**Records provided**

================

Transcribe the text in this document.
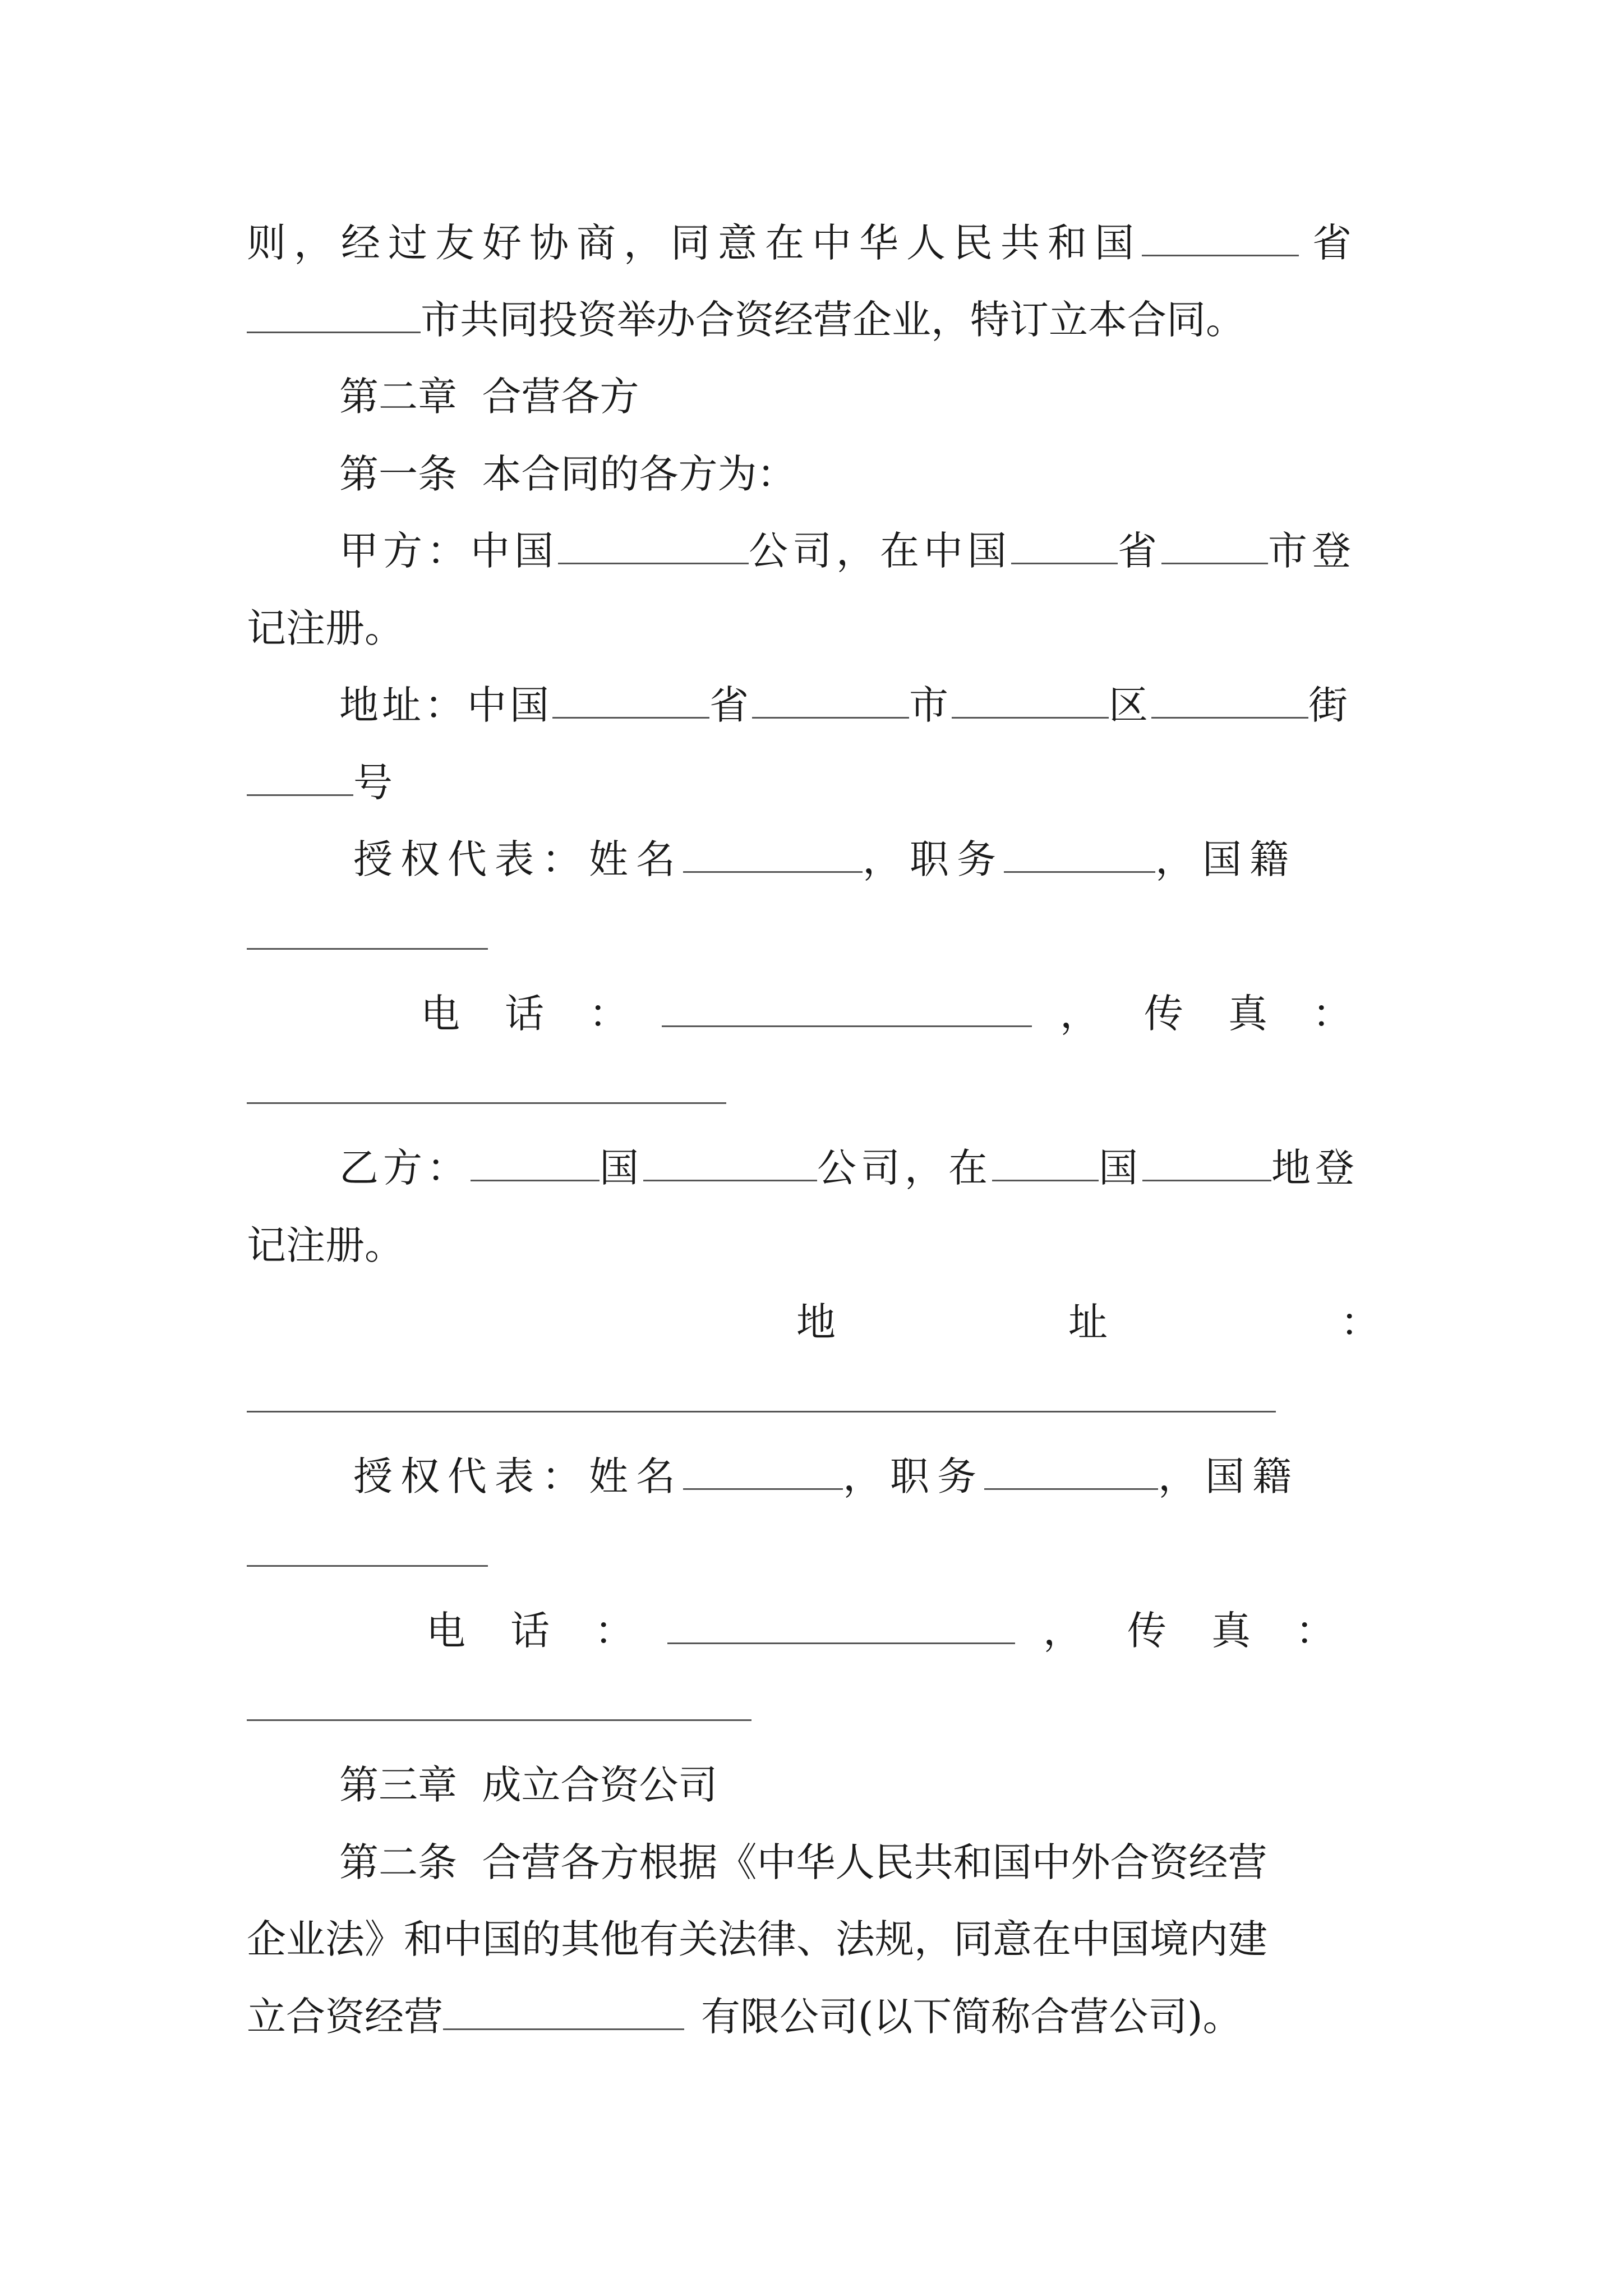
则，经过友好协商，同意在中华人民共和国	省
市共同投资举办合资经营企业，特订立本合同。
第二章  合营各方
第一条  本合同的各方为：
甲方：中国	公司，在中国	省	市登
记注册。
地址：中国	省	市	区	街
号
授权代表：姓名	，职务	，国籍
电 话 ：	， 传 真 ：
乙方：	国	公司，在	国	地登
记注册。
地	址	：
授权代表：姓名	，职务	，国籍
电 话 ：	， 传 真 ：
第三章  成立合资公司
第二条  合营各方根据《中华人民共和国中外合资经营
企业法》和中国的其他有关法律、法规，同意在中国境内建
立合资经营	有限公司(以下简称合营公司)。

================

**Your instructions**
Extract the text of all the records above verbatim, excluding pictures.

**Expected output**
Transcribe the text in this document.
则，经过友好协商，同意在中华人民共和国	省
市共同投资举办合资经营企业，特订立本合同。
第二章  合营各方
第一条  本合同的各方为：
甲方：中国	公司，在中国	省	市登
记注册。
地址：中国	省	市	区	街
号
授权代表：姓名	，职务	，国籍
电 话 ：	， 传 真 ：
乙方：	国	公司，在	国	地登
记注册。
地	址	：
授权代表：姓名	，职务	，国籍
电 话 ：	， 传 真 ：
第三章  成立合资公司
第二条  合营各方根据《中华人民共和国中外合资经营
企业法》和中国的其他有关法律、法规，同意在中国境内建
立合资经营	有限公司(以下简称合营公司)。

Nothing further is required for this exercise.